Start of The data

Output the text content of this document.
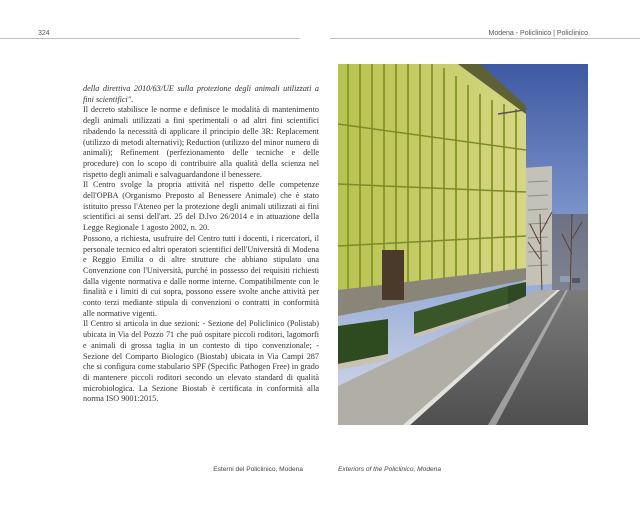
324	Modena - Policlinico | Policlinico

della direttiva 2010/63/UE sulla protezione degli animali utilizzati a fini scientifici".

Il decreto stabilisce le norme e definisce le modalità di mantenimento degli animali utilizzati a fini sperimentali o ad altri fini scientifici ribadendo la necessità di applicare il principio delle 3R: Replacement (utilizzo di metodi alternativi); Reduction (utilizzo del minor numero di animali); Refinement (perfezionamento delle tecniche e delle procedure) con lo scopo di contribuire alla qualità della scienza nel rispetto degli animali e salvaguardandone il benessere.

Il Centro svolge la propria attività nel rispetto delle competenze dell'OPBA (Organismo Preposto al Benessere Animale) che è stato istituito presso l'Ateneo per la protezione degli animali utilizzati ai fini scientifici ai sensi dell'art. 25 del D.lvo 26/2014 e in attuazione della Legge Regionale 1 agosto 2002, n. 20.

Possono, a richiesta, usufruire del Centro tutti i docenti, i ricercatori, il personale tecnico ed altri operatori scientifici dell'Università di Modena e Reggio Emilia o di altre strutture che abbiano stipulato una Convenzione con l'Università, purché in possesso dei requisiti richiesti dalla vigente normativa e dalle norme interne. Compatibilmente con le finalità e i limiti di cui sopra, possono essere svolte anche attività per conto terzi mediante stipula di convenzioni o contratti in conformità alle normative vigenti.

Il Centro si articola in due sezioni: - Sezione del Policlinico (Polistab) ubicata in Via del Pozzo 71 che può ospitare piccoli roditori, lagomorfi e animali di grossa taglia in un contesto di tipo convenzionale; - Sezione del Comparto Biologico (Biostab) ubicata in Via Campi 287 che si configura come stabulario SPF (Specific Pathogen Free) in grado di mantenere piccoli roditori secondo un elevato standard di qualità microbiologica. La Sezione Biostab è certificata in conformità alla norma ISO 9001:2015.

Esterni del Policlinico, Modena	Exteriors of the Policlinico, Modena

End of The data
Start of The data

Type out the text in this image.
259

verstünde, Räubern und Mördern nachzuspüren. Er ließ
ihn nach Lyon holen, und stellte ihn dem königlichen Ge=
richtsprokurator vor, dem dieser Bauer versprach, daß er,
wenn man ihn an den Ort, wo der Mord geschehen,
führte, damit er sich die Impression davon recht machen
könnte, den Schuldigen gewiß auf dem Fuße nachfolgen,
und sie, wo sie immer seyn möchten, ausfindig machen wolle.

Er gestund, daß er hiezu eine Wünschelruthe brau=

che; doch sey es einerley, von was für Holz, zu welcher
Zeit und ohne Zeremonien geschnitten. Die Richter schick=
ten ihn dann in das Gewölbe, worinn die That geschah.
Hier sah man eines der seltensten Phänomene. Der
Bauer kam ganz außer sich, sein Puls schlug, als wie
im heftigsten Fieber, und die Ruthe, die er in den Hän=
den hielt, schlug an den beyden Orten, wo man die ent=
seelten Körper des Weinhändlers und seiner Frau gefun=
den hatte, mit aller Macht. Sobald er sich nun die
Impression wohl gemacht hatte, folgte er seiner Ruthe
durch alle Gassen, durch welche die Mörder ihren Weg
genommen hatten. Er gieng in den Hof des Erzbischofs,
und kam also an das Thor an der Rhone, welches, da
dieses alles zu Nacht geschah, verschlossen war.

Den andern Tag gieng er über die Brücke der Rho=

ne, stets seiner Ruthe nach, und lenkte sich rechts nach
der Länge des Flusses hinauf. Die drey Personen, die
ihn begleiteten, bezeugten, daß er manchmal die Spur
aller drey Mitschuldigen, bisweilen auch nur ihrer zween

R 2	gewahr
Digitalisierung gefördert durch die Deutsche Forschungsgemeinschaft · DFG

End of The data

▶ _Task objective_
Using the records above, find and show each line with the string "qualità".

▶ _Written answer_
Il decreto stabilisce le norme e definisce le modalità di mantenimento degli animali utilizzati a fini sperimentali o ad altri fini scientifici ribadendo la necessità di applicare il principio delle 3R: Replacement (utilizzo di metodi alternativi); Reduction (utilizzo del minor numero di animali); Refinement (perfezionamento delle tecniche e delle procedure) con lo scopo di contribuire alla qualità della scienza nel rispetto degli animali e salvaguardandone il benessere.
Il Centro si articola in due sezioni: - Sezione del Policlinico (Polistab) ubicata in Via del Pozzo 71 che può ospitare piccoli roditori, lagomorfi e animali di grossa taglia in un contesto di tipo convenzionale; - Sezione del Comparto Biologico (Biostab) ubicata in Via Campi 287 che si configura come stabulario SPF (Specific Pathogen Free) in grado di mantenere piccoli roditori secondo un elevato standard di qualità microbiologica. La Sezione Biostab è certificata in conformità alla norma ISO 9001:2015.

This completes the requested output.